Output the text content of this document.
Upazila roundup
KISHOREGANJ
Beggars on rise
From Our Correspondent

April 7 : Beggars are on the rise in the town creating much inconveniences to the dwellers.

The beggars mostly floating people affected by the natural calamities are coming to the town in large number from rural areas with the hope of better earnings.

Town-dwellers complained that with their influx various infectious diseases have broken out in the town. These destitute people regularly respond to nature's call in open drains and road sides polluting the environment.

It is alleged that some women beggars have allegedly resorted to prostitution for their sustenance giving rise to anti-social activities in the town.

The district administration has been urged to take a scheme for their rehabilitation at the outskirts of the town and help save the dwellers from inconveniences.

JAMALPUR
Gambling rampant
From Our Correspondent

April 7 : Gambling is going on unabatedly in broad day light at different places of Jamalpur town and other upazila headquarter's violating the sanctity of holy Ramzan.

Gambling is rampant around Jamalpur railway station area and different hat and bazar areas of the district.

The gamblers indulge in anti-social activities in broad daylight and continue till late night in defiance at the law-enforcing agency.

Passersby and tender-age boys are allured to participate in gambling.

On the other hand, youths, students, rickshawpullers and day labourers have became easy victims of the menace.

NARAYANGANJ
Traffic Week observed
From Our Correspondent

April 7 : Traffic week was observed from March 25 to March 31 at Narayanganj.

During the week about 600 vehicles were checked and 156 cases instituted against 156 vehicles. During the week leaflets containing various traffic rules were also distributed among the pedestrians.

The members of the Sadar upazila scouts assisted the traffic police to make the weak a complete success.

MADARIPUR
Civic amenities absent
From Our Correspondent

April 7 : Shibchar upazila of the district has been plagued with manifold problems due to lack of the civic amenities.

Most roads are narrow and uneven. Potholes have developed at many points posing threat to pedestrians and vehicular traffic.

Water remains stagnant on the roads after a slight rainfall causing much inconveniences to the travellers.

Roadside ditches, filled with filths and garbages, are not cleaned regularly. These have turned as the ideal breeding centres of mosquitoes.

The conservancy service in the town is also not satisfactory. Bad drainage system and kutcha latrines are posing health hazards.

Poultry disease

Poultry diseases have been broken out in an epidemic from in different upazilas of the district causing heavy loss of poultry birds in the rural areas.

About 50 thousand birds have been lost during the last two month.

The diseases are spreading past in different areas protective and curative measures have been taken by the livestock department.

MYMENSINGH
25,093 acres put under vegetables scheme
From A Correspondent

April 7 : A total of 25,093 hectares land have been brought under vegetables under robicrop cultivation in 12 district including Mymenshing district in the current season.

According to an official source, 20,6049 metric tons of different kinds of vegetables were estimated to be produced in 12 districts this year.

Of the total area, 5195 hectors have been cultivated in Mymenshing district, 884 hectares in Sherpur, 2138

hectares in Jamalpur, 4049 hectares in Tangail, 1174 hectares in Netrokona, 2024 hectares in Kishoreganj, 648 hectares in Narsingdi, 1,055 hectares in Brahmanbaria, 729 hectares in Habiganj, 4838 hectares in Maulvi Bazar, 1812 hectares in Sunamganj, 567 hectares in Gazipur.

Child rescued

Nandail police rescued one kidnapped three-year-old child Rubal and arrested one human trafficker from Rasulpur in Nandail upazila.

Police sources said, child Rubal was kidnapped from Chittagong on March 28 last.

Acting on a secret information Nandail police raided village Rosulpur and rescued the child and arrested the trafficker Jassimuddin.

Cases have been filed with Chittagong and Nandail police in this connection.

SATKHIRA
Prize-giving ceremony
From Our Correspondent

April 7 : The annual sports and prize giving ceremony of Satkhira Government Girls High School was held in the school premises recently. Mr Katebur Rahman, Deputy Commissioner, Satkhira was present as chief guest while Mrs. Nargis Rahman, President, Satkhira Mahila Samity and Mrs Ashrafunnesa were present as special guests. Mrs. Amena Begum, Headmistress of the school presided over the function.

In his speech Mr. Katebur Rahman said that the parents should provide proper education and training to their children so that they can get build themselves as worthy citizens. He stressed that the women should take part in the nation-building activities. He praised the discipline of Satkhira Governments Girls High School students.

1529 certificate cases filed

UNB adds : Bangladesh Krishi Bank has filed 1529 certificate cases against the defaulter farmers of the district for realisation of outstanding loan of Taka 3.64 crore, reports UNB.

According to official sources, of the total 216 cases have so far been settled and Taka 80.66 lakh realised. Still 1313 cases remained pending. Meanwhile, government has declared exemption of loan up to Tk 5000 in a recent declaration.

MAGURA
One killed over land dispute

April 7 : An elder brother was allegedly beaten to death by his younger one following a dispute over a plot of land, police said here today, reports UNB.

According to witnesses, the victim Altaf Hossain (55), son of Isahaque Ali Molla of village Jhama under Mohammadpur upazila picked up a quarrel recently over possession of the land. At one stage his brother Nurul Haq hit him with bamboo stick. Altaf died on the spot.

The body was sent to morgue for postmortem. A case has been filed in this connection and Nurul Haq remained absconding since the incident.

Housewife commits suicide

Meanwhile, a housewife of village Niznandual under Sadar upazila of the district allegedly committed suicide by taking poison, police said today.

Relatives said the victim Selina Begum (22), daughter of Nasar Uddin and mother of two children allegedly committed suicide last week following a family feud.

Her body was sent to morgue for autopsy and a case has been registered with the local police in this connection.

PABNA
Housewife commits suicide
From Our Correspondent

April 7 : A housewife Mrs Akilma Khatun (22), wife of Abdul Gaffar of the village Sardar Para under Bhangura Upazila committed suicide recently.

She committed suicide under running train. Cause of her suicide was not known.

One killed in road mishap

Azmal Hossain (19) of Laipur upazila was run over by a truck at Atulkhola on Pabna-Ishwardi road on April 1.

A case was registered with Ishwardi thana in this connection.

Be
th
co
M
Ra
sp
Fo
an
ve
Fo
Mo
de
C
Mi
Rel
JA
◆ ◆ ◆ ◆
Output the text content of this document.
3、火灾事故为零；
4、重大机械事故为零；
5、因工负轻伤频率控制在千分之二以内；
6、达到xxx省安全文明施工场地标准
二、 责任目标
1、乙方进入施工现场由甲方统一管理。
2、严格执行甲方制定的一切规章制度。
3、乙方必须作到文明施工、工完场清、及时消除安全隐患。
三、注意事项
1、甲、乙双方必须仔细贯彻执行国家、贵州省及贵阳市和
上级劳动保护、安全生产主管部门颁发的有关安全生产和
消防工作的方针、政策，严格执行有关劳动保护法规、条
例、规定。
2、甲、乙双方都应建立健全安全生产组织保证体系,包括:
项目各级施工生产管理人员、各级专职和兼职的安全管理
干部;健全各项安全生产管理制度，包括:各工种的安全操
◆ ◆ ◆ ◆
From the listing above, pick out every line containing "various".

• _Result_
Town-dwellers complained that with their influx various infectious diseases have broken out in the town. These destitute people regularly respond to nature's call in open drains and road sides polluting the environment.
During the week about 600 vehicles were checked and 156 cases instituted against 156 vehicles. During the week leaflets containing various traffic rules were also distributed among the pedestrians.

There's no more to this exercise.